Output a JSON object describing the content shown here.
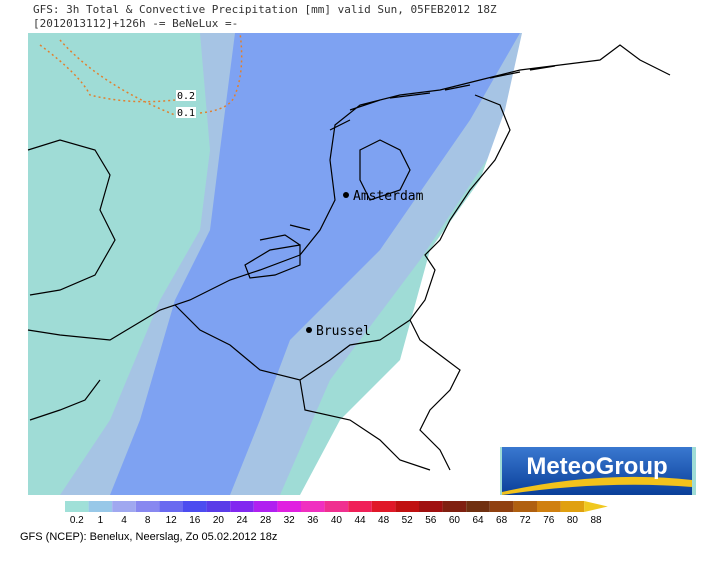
{
  "header": {
    "line1": "GFS: 3h Total & Convective Precipitation [mm] valid Sun, 05FEB2012 18Z",
    "line2": "[2012013112]+126h -= BeNeLux =-"
  },
  "contours": [
    "0.2",
    "0.1"
  ],
  "cities": [
    "Amsterdam",
    "Brussel"
  ],
  "logo": "MeteoGroup",
  "legend": {
    "labels": [
      0.2,
      1,
      4,
      8,
      12,
      16,
      20,
      24,
      28,
      32,
      36,
      40,
      44,
      48,
      52,
      56,
      60,
      64,
      68,
      72,
      76,
      80,
      88
    ],
    "colors": [
      "#a0e0d8",
      "#98c8e8",
      "#a0a8f0",
      "#8888f0",
      "#6a6af0",
      "#4c4cf0",
      "#5a3ce8",
      "#8228f0",
      "#b020f0",
      "#e020e0",
      "#f030c0",
      "#f03090",
      "#f02058",
      "#e01828",
      "#c01010",
      "#a01010",
      "#802010",
      "#703010",
      "#904010",
      "#b06010",
      "#d08010",
      "#e0a010",
      "#f0c820"
    ]
  },
  "footer": "GFS (NCEP): Benelux, Neerslag, Zo 05.02.2012 18z"
}
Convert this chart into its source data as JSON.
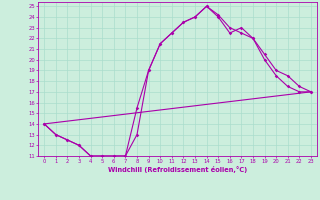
{
  "xlabel": "Windchill (Refroidissement éolien,°C)",
  "bg_color": "#cceedd",
  "line_color": "#aa00aa",
  "grid_color": "#aaddcc",
  "x_ticks": [
    0,
    1,
    2,
    3,
    4,
    5,
    6,
    7,
    8,
    9,
    10,
    11,
    12,
    13,
    14,
    15,
    16,
    17,
    18,
    19,
    20,
    21,
    22,
    23
  ],
  "ylim": [
    11,
    25.4
  ],
  "xlim": [
    -0.5,
    23.5
  ],
  "y_ticks": [
    11,
    12,
    13,
    14,
    15,
    16,
    17,
    18,
    19,
    20,
    21,
    22,
    23,
    24,
    25
  ],
  "line1_x": [
    0,
    1,
    2,
    3,
    4,
    5,
    6,
    7,
    8,
    9,
    10,
    11,
    12,
    13,
    14,
    15,
    16,
    17,
    18,
    19,
    20,
    21,
    22,
    23
  ],
  "line1_y": [
    14.0,
    13.0,
    12.5,
    12.0,
    11.0,
    11.0,
    11.0,
    11.0,
    15.5,
    19.0,
    21.5,
    22.5,
    23.5,
    24.0,
    25.0,
    24.0,
    22.5,
    23.0,
    22.0,
    20.0,
    18.5,
    17.5,
    17.0,
    17.0
  ],
  "line2_x": [
    0,
    23
  ],
  "line2_y": [
    14.0,
    17.0
  ],
  "line3_x": [
    0,
    1,
    2,
    3,
    4,
    5,
    6,
    7,
    8,
    9,
    10,
    11,
    12,
    13,
    14,
    15,
    16,
    17,
    18,
    19,
    20,
    21,
    22,
    23
  ],
  "line3_y": [
    14.0,
    13.0,
    12.5,
    12.0,
    11.0,
    11.0,
    11.0,
    11.0,
    13.0,
    19.0,
    21.5,
    22.5,
    23.5,
    24.0,
    25.0,
    24.2,
    23.0,
    22.5,
    22.0,
    20.5,
    19.0,
    18.5,
    17.5,
    17.0
  ]
}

### TASK:
Pick out each line containing the string "JSON" and copy it.

### THE REPLY:
Output a JSON object describing the content shown here.
Convert this chart into its source data as JSON.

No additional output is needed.